Provide the data again in its entirety, exactly as given.

### AVAILABLE RECORDS
--------------------------------
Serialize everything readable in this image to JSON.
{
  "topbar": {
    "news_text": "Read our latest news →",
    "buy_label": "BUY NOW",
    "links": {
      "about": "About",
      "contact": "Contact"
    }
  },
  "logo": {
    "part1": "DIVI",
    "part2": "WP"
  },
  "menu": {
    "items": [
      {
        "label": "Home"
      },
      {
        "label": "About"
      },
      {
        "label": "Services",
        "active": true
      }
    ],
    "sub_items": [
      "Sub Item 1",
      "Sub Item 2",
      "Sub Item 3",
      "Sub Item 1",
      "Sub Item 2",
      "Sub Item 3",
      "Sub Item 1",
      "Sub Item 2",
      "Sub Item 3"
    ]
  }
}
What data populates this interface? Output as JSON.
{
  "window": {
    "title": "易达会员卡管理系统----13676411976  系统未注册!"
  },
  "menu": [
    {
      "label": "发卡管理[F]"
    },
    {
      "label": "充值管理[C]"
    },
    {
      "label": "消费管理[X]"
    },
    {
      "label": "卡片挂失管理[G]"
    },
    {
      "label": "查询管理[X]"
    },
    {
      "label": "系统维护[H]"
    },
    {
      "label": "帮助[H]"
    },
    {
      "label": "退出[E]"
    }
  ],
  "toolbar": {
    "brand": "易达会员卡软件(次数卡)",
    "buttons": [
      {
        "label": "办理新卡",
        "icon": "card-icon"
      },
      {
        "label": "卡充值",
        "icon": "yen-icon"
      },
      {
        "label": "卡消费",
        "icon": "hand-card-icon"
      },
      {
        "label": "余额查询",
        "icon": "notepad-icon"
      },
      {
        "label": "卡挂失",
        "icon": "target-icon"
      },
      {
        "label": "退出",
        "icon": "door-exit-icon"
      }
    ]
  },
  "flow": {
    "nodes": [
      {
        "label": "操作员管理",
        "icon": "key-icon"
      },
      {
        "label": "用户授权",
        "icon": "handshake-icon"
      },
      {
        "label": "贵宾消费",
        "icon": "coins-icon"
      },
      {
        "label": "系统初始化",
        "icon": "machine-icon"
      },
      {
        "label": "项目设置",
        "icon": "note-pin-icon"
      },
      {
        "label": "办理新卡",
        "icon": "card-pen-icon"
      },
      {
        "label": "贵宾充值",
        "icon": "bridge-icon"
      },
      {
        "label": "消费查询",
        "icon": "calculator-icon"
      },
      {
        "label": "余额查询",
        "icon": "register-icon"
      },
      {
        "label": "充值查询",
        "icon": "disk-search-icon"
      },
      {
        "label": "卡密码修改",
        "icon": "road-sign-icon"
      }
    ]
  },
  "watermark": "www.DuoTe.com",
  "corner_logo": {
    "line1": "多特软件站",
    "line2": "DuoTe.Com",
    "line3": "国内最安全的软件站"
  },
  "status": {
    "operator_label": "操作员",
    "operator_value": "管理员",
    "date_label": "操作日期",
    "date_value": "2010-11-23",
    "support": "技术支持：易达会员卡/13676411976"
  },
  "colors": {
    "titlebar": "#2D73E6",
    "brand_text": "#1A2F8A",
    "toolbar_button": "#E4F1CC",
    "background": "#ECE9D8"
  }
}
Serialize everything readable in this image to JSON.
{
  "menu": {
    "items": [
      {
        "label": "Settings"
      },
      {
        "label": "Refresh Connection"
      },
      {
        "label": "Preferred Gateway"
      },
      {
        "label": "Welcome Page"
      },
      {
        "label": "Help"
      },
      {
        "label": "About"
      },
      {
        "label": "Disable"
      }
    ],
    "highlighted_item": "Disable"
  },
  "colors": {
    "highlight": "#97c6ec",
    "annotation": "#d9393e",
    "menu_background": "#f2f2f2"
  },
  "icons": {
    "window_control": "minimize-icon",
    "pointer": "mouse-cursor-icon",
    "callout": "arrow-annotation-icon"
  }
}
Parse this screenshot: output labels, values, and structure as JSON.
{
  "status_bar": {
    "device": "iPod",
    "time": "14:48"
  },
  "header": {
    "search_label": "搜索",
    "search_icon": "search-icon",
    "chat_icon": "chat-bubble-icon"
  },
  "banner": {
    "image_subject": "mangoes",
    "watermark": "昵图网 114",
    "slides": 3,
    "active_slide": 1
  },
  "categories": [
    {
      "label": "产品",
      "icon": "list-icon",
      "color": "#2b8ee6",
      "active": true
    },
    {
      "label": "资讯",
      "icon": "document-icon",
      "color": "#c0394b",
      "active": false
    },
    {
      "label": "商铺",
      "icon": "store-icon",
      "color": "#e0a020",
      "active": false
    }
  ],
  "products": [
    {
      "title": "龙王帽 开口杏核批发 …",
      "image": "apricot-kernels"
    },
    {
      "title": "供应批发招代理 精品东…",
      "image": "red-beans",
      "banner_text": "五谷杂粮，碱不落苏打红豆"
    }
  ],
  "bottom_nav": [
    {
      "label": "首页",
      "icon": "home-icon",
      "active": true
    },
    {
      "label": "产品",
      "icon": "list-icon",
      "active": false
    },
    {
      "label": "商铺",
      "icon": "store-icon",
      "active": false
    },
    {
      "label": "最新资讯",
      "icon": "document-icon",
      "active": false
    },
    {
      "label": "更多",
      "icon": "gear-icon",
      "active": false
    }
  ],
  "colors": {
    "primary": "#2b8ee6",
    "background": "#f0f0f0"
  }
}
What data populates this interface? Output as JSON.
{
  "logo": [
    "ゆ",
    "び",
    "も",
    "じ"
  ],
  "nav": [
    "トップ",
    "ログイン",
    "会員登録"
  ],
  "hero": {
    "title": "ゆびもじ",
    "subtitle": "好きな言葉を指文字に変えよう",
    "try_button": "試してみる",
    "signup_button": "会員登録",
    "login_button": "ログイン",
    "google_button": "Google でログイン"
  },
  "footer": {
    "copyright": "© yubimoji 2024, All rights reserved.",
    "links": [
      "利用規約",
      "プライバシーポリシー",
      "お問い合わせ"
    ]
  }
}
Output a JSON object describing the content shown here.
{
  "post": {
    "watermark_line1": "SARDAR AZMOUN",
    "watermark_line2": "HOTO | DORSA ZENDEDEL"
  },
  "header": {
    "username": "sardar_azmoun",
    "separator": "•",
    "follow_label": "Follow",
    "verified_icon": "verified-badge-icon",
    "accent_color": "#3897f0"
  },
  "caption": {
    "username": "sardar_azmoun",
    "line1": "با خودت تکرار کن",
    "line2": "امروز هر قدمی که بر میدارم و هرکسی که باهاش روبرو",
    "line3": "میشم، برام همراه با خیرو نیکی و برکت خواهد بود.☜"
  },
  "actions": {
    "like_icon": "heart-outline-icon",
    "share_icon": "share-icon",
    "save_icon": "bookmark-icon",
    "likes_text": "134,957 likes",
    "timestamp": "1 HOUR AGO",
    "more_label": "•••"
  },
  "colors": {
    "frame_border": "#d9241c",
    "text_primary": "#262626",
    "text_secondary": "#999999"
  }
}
--------------------------------
### SOLUTION TO THE PROBLEM
Serialize everything readable in this image to JSON.
{
  "topbar": {
    "news_text": "Read our latest news →",
    "buy_label": "BUY NOW",
    "links": {
      "about": "About",
      "contact": "Contact"
    }
  },
  "logo": {
    "part1": "DIVI",
    "part2": "WP"
  },
  "menu": {
    "items": [
      {
        "label": "Home"
      },
      {
        "label": "About"
      },
      {
        "label": "Services",
        "active": true
      }
    ],
    "sub_items": [
      "Sub Item 1",
      "Sub Item 2",
      "Sub Item 3",
      "Sub Item 1",
      "Sub Item 2",
      "Sub Item 3",
      "Sub Item 1",
      "Sub Item 2",
      "Sub Item 3"
    ]
  }
}
What data populates this interface? Output as JSON.
{
  "window": {
    "title": "易达会员卡管理系统----13676411976  系统未注册!"
  },
  "menu": [
    {
      "label": "发卡管理[F]"
    },
    {
      "label": "充值管理[C]"
    },
    {
      "label": "消费管理[X]"
    },
    {
      "label": "卡片挂失管理[G]"
    },
    {
      "label": "查询管理[X]"
    },
    {
      "label": "系统维护[H]"
    },
    {
      "label": "帮助[H]"
    },
    {
      "label": "退出[E]"
    }
  ],
  "toolbar": {
    "brand": "易达会员卡软件(次数卡)",
    "buttons": [
      {
        "label": "办理新卡",
        "icon": "card-icon"
      },
      {
        "label": "卡充值",
        "icon": "yen-icon"
      },
      {
        "label": "卡消费",
        "icon": "hand-card-icon"
      },
      {
        "label": "余额查询",
        "icon": "notepad-icon"
      },
      {
        "label": "卡挂失",
        "icon": "target-icon"
      },
      {
        "label": "退出",
        "icon": "door-exit-icon"
      }
    ]
  },
  "flow": {
    "nodes": [
      {
        "label": "操作员管理",
        "icon": "key-icon"
      },
      {
        "label": "用户授权",
        "icon": "handshake-icon"
      },
      {
        "label": "贵宾消费",
        "icon": "coins-icon"
      },
      {
        "label": "系统初始化",
        "icon": "machine-icon"
      },
      {
        "label": "项目设置",
        "icon": "note-pin-icon"
      },
      {
        "label": "办理新卡",
        "icon": "card-pen-icon"
      },
      {
        "label": "贵宾充值",
        "icon": "bridge-icon"
      },
      {
        "label": "消费查询",
        "icon": "calculator-icon"
      },
      {
        "label": "余额查询",
        "icon": "register-icon"
      },
      {
        "label": "充值查询",
        "icon": "disk-search-icon"
      },
      {
        "label": "卡密码修改",
        "icon": "road-sign-icon"
      }
    ]
  },
  "watermark": "www.DuoTe.com",
  "corner_logo": {
    "line1": "多特软件站",
    "line2": "DuoTe.Com",
    "line3": "国内最安全的软件站"
  },
  "status": {
    "operator_label": "操作员",
    "operator_value": "管理员",
    "date_label": "操作日期",
    "date_value": "2010-11-23",
    "support": "技术支持：易达会员卡/13676411976"
  },
  "colors": {
    "titlebar": "#2D73E6",
    "brand_text": "#1A2F8A",
    "toolbar_button": "#E4F1CC",
    "background": "#ECE9D8"
  }
}
Serialize everything readable in this image to JSON.
{
  "menu": {
    "items": [
      {
        "label": "Settings"
      },
      {
        "label": "Refresh Connection"
      },
      {
        "label": "Preferred Gateway"
      },
      {
        "label": "Welcome Page"
      },
      {
        "label": "Help"
      },
      {
        "label": "About"
      },
      {
        "label": "Disable"
      }
    ],
    "highlighted_item": "Disable"
  },
  "colors": {
    "highlight": "#97c6ec",
    "annotation": "#d9393e",
    "menu_background": "#f2f2f2"
  },
  "icons": {
    "window_control": "minimize-icon",
    "pointer": "mouse-cursor-icon",
    "callout": "arrow-annotation-icon"
  }
}
Parse this screenshot: output labels, values, and structure as JSON.
{
  "status_bar": {
    "device": "iPod",
    "time": "14:48"
  },
  "header": {
    "search_label": "搜索",
    "search_icon": "search-icon",
    "chat_icon": "chat-bubble-icon"
  },
  "banner": {
    "image_subject": "mangoes",
    "watermark": "昵图网 114",
    "slides": 3,
    "active_slide": 1
  },
  "categories": [
    {
      "label": "产品",
      "icon": "list-icon",
      "color": "#2b8ee6",
      "active": true
    },
    {
      "label": "资讯",
      "icon": "document-icon",
      "color": "#c0394b",
      "active": false
    },
    {
      "label": "商铺",
      "icon": "store-icon",
      "color": "#e0a020",
      "active": false
    }
  ],
  "products": [
    {
      "title": "龙王帽 开口杏核批发 …",
      "image": "apricot-kernels"
    },
    {
      "title": "供应批发招代理 精品东…",
      "image": "red-beans",
      "banner_text": "五谷杂粮，碱不落苏打红豆"
    }
  ],
  "bottom_nav": [
    {
      "label": "首页",
      "icon": "home-icon",
      "active": true
    },
    {
      "label": "产品",
      "icon": "list-icon",
      "active": false
    },
    {
      "label": "商铺",
      "icon": "store-icon",
      "active": false
    },
    {
      "label": "最新资讯",
      "icon": "document-icon",
      "active": false
    },
    {
      "label": "更多",
      "icon": "gear-icon",
      "active": false
    }
  ],
  "colors": {
    "primary": "#2b8ee6",
    "background": "#f0f0f0"
  }
}
What data populates this interface? Output as JSON.
{
  "logo": [
    "ゆ",
    "び",
    "も",
    "じ"
  ],
  "nav": [
    "トップ",
    "ログイン",
    "会員登録"
  ],
  "hero": {
    "title": "ゆびもじ",
    "subtitle": "好きな言葉を指文字に変えよう",
    "try_button": "試してみる",
    "signup_button": "会員登録",
    "login_button": "ログイン",
    "google_button": "Google でログイン"
  },
  "footer": {
    "copyright": "© yubimoji 2024, All rights reserved.",
    "links": [
      "利用規約",
      "プライバシーポリシー",
      "お問い合わせ"
    ]
  }
}
Output a JSON object describing the content shown here.
{
  "post": {
    "watermark_line1": "SARDAR AZMOUN",
    "watermark_line2": "HOTO | DORSA ZENDEDEL"
  },
  "header": {
    "username": "sardar_azmoun",
    "separator": "•",
    "follow_label": "Follow",
    "verified_icon": "verified-badge-icon",
    "accent_color": "#3897f0"
  },
  "caption": {
    "username": "sardar_azmoun",
    "line1": "با خودت تکرار کن",
    "line2": "امروز هر قدمی که بر میدارم و هرکسی که باهاش روبرو",
    "line3": "میشم، برام همراه با خیرو نیکی و برکت خواهد بود.☜"
  },
  "actions": {
    "like_icon": "heart-outline-icon",
    "share_icon": "share-icon",
    "save_icon": "bookmark-icon",
    "likes_text": "134,957 likes",
    "timestamp": "1 HOUR AGO",
    "more_label": "•••"
  },
  "colors": {
    "frame_border": "#d9241c",
    "text_primary": "#262626",
    "text_secondary": "#999999"
  }
}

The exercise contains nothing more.